**Kutipan Dokumen**.
Jantung adalah suatu struktur muskular berongga yang berbentuk menyerupai kerucut dan terbagi menjadi bagian kanan dan bagian kiri. Jantung terdiri dari empat rongga dengan empat katup sebagai alat pemompa darah. Jantung mendapat nutrisi dan oksigen dari darah yang mengalir melalui pembuluh darah koroner. Besarnya jantung bergantung pada jenis, umur, besar dan pekerjaan (Ressang, 1984)
Ginjal adalah alat tubuh yang mempunyai daya saring dan serap kembali (Ressang, 1984). Ginjal terletak dibagian dalam rongga perut pada kedua sisi tulang belakang. Ginjal mempunyai fungsi mengeluarkan limbah sisa metabolisme, mengatur konsentrasi air dan garam, menjaga keasaman plasma darah, sebagai organ endokrin menghasilkan hormon-hormon eritropietin, renin, dan prostaglandin. (Hernomoadi et al., 1994). Ressang (1984) menyatakan bahwa pembesaran dan pengecilan bobot ginjal dapat diakibatkan oleh bertambahnya aktivitas ginjal dalam menyeimbangkan susunan darah yang mengandung racun.
Data persentase bobot hati, jantung, dan ginjal pada penelitian yang dilakukan oleh Rohmatin (2010) yaitu sebesar 2,31%-2,76%; 0,21%-0,23%; dan 0,52%-0,59% untuk kelinci lokal peranakan New Zealand White yang diberi ransum komplit dengan bobot 1723-2015 g.
Persentase Non Karkas Kelinci
Berat non karkas sangat mempengaruhi berat karkas, karena semakin meningkat berat non karkas maka perolehan karkas yang dihasilkan akan semakin menurun. Hal ini disebabkan jumlah non karkas yang dihasilkan lebih banyak dari
11 pada jumlah karkas dari ternak tersebut. Menurut Rao et al. (1977), kepala dan kaki merupakan organ yang masak dini, pertumbuhan dan perkembangan kepala terjadi sangat cepat, sedangkan setelah dewasa pertumbuhannya menjadi lambat. Cheeke et al. (2000) menyatakan bahwa bobot kulit kelinci dipengaruhi oleh kandungan protein pakan, dimana dengan tercukupinya asupan protein maka akan meningkatkan bobot potong dan selanjutnya akan berpengaruh terhadap bobot kulit.

**Data Latihan**.
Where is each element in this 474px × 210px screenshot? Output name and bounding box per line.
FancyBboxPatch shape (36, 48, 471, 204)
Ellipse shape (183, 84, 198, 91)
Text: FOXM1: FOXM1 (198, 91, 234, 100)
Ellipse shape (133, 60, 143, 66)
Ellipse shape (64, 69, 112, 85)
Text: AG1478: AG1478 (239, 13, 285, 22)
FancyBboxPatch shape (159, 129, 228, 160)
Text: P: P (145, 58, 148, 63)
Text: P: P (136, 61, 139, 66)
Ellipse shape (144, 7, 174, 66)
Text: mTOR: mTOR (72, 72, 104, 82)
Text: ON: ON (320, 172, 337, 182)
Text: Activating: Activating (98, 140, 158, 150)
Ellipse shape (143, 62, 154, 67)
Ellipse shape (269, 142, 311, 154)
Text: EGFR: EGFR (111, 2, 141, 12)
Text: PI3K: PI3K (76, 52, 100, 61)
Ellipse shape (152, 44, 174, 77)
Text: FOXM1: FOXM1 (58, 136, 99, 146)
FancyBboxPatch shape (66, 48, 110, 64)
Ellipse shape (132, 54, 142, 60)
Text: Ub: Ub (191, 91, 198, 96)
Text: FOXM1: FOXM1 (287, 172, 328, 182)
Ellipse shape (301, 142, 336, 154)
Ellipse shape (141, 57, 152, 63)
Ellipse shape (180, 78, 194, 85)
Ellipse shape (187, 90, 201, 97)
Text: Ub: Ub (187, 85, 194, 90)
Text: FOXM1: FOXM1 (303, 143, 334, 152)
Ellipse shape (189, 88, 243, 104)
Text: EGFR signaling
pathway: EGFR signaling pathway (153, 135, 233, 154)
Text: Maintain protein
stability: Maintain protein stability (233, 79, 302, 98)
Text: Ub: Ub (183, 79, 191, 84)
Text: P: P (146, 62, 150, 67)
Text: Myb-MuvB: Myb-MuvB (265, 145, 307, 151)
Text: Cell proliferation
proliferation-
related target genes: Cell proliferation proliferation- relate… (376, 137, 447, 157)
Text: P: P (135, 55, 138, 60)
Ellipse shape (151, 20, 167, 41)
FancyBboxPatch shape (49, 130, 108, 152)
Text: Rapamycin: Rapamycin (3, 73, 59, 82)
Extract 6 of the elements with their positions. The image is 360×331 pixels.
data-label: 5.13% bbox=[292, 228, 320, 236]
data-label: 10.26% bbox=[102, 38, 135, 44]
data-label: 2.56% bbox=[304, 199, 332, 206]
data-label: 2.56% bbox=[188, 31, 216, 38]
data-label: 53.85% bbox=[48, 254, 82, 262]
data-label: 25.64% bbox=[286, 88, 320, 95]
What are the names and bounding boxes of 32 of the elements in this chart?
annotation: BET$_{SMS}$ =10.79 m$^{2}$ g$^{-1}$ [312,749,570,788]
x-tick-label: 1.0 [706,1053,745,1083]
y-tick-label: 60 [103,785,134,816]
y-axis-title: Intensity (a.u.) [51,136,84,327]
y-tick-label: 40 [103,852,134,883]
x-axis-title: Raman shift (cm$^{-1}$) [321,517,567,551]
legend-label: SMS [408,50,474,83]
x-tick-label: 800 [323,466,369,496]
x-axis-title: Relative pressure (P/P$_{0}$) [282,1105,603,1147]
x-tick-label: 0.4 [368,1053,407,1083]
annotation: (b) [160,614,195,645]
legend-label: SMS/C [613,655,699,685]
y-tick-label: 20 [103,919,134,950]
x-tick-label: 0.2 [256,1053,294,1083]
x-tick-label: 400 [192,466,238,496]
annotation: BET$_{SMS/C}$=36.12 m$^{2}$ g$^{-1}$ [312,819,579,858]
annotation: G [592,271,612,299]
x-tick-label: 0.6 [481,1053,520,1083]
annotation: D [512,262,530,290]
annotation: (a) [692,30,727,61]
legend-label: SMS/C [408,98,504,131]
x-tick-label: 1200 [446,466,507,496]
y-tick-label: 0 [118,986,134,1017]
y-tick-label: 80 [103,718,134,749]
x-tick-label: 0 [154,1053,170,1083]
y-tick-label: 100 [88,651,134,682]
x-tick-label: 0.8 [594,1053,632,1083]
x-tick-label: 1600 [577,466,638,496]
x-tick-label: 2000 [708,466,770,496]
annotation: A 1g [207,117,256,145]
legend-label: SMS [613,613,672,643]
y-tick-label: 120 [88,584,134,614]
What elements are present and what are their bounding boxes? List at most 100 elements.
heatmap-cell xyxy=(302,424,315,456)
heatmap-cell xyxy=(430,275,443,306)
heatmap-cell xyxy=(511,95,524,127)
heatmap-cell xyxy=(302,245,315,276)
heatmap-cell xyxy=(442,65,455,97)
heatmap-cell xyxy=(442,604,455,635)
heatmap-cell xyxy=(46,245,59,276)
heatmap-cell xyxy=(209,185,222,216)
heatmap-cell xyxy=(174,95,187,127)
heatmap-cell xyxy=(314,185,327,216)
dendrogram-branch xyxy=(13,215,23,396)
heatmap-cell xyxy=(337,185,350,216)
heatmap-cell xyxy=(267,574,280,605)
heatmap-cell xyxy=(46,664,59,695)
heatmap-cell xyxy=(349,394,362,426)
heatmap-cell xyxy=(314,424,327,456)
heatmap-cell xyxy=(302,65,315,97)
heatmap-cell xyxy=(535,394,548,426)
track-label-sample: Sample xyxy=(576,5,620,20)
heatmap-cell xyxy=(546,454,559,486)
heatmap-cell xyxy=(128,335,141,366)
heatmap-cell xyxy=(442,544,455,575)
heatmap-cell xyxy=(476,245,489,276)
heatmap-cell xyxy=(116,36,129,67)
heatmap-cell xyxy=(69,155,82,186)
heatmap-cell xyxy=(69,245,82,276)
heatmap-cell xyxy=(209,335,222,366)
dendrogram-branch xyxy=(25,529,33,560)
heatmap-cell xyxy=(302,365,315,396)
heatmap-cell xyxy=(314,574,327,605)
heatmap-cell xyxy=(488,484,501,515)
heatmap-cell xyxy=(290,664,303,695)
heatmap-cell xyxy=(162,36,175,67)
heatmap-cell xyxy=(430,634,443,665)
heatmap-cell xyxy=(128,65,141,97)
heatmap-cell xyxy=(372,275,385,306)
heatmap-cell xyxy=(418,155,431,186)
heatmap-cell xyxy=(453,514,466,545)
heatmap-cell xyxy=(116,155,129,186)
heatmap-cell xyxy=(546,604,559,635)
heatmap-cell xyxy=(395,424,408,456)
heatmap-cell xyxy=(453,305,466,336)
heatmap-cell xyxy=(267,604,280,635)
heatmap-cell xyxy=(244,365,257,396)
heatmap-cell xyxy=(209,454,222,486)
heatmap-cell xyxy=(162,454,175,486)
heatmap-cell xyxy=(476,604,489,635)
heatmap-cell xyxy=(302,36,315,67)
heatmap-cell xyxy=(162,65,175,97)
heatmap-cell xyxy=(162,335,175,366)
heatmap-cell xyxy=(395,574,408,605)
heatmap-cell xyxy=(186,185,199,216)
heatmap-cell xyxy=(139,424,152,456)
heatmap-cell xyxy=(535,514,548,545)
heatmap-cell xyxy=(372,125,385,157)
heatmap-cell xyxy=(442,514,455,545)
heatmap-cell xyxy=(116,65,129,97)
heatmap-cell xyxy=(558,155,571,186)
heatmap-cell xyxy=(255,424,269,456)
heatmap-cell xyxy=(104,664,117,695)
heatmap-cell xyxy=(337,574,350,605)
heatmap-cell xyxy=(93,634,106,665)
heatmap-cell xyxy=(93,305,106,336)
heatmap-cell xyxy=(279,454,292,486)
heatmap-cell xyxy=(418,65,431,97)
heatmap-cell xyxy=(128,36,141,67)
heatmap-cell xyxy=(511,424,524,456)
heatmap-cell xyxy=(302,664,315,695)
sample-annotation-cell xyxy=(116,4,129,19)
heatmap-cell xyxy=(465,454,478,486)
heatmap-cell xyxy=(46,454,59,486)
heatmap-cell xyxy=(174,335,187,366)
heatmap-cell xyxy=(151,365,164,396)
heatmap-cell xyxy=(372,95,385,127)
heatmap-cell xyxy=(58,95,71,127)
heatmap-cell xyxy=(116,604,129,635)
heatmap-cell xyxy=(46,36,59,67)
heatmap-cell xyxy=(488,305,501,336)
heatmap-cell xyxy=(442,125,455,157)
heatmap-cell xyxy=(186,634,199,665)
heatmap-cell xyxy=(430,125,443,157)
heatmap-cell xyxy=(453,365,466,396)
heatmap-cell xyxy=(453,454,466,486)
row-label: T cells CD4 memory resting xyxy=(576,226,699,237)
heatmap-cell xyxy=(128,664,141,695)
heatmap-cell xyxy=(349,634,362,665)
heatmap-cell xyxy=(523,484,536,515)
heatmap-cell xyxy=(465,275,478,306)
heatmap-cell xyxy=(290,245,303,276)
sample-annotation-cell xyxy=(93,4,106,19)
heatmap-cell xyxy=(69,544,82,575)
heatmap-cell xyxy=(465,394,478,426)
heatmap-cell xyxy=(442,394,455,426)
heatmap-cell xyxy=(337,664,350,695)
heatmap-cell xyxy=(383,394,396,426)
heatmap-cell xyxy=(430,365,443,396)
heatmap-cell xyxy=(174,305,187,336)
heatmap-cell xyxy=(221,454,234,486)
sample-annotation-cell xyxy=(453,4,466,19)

**Ketentuan Tugas**.
1. Salin dengan tepat bagian kutipan dokumen tentang organ kelinci, mulai dari kata-kata yang memuat "Data persentase bobot" dan berhenti setelah "bobot 1723-2015 g.".
2. Buat ringkasan kutipan dokumen tentang organ dan non karkas kelinci dalam dua kalimat.
3. Lanjutkan kutipan dokumen tentang organ dan non karkas kelinci, dimulai setelah kalimat terakhir yang ditampilkan.

**Jawaban Tugas**.
1.
Data persentase bobot hati, jantung, dan ginjal pada penelitian yang dilakukan oleh Rohmatin (2010) yaitu sebesar 2,31%-2,76%; 0,21%-0,23%; dan 0,52%-0,59% untuk kelinci lokal peranakan New Zealand White yang diberi ransum komplit dengan bobot 1723-2015 g.

2. Jantung adalah struktur muskular berongga berbentuk kerucut yang terdiri dari empat rongga dan empat katup, sedangkan ginjal adalah alat tubuh yang mempunyai daya saring dan serap kembali serta berfungsi antara lain mengeluarkan limbah sisa metabolisme dan mengatur konsentrasi air dan garam. Berat non karkas sangat mempengaruhi berat karkas, karena semakin meningkat berat non karkas maka perolehan karkas yang dihasilkan akan semakin menurun.

3.
Bobot saluran pencernaan berhubungan dengan nilai retensi makanan didalam saluran pencernaan, ransum yang bermutu rendah cenderung memerlukan waktu yang lama, hal ini sehubungan dengan usaha ternak yang bersangkutan untuk memenuhi kebutuhan nutrisinya. Perkembangan saluran pencernaan dipengaruhi oleh adanya perubahan anatomis dan enzimatis, hal ini berhubungan dengan jenis pakan yang dikonsumsi (Mulyaningsih et al., 1984). Sistem pencernaan pada kelinci terdiri dari saluran pencernaan dan kelenjar pencernaan yang meliputi kelenjar ludah, pankreas dan hati (Thakur dan Puranik, 1981).
Persentase bobot kepala, kaki, kulit dan saluran pencernaan yang dilaporkan oleh Rohmatin (2010), yaitu 9,99%-10,34%; 2,81%-3,19%; 10,02%-10,705%; 13,55%-15,42% yang menggunakan kelinci lokal peranakan New Zealand White yang diberi ransum komplit dengan bobot 1723-2015 g.
Income Over Feed Cost (IOFC)
Analisis ekonomi sangat penting dalam usaha peternakan, karena tujuan akhir usaha adalah untuk mendapatkan keuntungan. Salah satu perhitungan yang dapat digunakan adalah Income Over Feed Cost yaitu pendapatan yang diterima setelah dikurangi biaya pakan selama pemeliharaan (Setyono, 2006). Pendapatan merupakan salah satu tujuan utama dalam usaha peternakan, dengan mengetahui jumlah pendapatan yang diterima maka seorang peternak dapat mengetahui apakah biaya pakan yang dikeluarkan selama pemeliharaan ternak cukup ekonomis atau tidak. Faktor yang dapat berpengaruh penting dalam perhitungan IOFC adalah pertambahan bobot badan selama pemeliharaan, konsumsi pakan dan harga pakan (Mulyaningsih, 2006).